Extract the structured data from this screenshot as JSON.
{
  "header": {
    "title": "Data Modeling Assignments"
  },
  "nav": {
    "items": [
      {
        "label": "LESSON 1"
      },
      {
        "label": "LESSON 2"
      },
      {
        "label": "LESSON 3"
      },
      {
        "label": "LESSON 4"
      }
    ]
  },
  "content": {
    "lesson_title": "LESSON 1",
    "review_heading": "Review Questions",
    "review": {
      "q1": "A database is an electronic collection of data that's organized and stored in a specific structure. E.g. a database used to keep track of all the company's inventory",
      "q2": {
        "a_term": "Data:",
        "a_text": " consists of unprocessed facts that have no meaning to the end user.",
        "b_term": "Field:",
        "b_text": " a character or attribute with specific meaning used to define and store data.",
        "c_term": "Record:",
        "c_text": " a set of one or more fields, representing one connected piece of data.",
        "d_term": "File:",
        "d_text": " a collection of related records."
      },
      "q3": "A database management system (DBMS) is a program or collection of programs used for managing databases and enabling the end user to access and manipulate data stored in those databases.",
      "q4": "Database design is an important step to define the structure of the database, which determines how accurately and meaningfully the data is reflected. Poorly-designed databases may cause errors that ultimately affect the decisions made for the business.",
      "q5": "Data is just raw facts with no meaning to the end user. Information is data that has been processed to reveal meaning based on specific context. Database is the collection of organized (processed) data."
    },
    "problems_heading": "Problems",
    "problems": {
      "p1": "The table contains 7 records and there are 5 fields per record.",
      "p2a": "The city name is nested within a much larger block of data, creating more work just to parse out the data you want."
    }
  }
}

*What is expected:* Scan the entries above for the word "stored" and collect each line holding it.

*Problem solution:*
      "q1": "A database is an electronic collection of data that's organized and stored in a specific structure. E.g. a database used to keep track of all the company's inventory",
      "q3": "A database management system (DBMS) is a program or collection of programs used for managing databases and enabling the end user to access and manipulate data stored in those databases.",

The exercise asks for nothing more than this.